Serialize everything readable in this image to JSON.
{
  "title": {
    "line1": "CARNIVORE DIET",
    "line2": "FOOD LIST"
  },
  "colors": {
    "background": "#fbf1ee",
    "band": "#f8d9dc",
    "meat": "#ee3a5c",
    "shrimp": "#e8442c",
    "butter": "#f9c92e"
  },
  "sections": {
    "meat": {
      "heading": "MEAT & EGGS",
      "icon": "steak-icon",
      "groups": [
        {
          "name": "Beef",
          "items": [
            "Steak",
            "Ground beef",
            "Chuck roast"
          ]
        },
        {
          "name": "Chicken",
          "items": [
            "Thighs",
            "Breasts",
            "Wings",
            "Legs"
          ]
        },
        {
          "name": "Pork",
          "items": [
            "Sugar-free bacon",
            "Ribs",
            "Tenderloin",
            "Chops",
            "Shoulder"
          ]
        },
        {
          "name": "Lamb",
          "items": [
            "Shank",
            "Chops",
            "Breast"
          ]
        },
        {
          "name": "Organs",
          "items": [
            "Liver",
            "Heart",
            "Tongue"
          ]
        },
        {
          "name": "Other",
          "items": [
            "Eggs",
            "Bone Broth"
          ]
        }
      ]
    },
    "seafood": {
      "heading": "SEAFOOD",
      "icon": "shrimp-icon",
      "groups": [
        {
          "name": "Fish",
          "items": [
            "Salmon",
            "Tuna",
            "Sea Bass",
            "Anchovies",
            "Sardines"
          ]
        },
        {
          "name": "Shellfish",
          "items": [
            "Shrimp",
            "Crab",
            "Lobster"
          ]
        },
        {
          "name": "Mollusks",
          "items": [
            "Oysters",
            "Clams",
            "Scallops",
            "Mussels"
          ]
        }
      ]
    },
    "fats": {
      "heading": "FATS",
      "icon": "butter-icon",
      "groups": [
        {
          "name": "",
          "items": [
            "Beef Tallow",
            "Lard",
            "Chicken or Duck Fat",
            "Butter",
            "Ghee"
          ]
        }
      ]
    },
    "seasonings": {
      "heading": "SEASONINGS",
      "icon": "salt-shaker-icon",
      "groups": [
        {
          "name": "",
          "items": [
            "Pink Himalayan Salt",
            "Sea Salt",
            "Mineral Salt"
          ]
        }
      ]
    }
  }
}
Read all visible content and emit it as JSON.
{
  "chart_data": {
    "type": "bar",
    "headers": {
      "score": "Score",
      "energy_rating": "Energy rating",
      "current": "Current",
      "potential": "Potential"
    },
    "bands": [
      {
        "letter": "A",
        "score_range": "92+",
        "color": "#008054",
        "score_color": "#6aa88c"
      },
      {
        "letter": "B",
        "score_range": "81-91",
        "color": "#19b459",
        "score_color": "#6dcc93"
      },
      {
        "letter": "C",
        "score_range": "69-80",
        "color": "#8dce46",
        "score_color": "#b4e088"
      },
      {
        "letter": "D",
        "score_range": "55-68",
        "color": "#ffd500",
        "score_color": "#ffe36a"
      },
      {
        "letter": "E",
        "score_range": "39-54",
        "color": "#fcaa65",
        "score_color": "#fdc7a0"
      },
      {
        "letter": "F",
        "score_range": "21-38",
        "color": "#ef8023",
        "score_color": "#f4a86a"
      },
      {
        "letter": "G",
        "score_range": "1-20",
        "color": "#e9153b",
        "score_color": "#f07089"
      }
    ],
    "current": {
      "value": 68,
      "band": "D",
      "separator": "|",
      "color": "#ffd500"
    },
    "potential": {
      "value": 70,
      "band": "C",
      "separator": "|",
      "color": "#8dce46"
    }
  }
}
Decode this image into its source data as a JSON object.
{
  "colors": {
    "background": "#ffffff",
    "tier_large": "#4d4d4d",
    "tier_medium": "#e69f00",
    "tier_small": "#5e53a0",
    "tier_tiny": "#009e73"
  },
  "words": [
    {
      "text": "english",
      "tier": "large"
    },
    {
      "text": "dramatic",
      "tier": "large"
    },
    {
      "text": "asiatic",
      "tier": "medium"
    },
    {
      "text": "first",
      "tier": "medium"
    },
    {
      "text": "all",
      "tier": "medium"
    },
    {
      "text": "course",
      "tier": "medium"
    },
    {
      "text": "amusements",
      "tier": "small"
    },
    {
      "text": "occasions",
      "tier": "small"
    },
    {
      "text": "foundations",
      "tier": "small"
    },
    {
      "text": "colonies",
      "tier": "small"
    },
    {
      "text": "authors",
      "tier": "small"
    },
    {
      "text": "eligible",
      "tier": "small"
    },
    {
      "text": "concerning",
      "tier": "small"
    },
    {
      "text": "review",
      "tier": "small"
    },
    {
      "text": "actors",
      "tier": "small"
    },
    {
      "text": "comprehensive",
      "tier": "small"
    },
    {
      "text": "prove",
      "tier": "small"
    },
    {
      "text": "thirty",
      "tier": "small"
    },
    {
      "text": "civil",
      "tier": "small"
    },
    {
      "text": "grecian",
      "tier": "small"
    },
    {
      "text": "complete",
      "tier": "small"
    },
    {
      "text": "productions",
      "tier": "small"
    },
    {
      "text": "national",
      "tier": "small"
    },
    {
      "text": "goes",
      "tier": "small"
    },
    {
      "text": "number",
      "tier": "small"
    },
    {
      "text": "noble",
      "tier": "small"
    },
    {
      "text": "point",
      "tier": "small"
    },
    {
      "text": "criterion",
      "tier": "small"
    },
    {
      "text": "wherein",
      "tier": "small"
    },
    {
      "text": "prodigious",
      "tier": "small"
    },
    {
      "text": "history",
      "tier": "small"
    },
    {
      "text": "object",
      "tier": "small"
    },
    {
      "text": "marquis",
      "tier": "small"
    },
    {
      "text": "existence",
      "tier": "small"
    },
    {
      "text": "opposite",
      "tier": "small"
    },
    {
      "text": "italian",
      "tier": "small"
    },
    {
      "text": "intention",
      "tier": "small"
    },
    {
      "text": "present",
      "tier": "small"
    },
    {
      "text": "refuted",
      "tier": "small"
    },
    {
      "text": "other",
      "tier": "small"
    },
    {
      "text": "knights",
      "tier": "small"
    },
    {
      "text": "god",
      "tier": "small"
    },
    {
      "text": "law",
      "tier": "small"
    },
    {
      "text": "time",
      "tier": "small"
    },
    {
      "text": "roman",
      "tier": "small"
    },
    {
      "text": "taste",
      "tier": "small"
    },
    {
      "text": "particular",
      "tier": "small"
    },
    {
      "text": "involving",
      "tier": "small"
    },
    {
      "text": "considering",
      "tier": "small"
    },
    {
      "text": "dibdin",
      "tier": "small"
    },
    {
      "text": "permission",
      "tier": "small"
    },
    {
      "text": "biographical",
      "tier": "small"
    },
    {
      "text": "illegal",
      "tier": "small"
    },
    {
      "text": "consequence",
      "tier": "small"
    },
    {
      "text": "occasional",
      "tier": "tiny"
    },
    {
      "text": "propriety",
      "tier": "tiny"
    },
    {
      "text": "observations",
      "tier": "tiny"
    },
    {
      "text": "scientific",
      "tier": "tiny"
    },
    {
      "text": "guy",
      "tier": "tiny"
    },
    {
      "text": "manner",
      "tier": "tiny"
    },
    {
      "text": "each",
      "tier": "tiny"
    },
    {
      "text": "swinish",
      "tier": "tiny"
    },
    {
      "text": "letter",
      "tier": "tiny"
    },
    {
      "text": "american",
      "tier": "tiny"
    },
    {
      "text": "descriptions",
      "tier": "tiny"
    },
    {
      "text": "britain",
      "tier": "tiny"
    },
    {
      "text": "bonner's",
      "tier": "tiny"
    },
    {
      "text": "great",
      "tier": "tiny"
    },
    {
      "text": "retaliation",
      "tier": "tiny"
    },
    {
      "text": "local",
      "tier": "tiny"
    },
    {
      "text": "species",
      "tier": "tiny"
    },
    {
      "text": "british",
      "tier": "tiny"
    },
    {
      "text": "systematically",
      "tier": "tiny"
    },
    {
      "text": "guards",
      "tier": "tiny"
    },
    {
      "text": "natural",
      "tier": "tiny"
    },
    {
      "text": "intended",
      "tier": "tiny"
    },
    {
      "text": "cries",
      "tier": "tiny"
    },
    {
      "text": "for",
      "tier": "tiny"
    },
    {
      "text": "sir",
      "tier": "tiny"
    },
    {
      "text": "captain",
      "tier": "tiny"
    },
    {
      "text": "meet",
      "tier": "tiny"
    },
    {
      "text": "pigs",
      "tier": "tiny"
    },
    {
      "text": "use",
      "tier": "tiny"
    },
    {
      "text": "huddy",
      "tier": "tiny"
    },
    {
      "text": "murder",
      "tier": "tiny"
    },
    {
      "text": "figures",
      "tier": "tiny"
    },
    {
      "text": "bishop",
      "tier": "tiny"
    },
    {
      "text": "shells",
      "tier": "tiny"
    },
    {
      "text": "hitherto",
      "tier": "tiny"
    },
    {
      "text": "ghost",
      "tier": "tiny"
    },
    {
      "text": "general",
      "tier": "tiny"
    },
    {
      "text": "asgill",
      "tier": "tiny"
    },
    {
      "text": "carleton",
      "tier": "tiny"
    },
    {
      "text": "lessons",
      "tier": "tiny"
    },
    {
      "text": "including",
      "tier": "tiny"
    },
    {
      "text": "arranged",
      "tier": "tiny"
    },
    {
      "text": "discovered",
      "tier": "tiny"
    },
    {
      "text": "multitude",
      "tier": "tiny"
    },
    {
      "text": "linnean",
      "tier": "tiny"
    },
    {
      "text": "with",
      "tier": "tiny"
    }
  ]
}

■ ■ ■ ■ ■ ■ ■

[What the task requires]: Look through the entries above and report each line where the string "icon" occurs.

[Completed task]:
      "icon": "steak-icon",
      "icon": "shrimp-icon",
      "icon": "butter-icon",
      "icon": "salt-shaker-icon",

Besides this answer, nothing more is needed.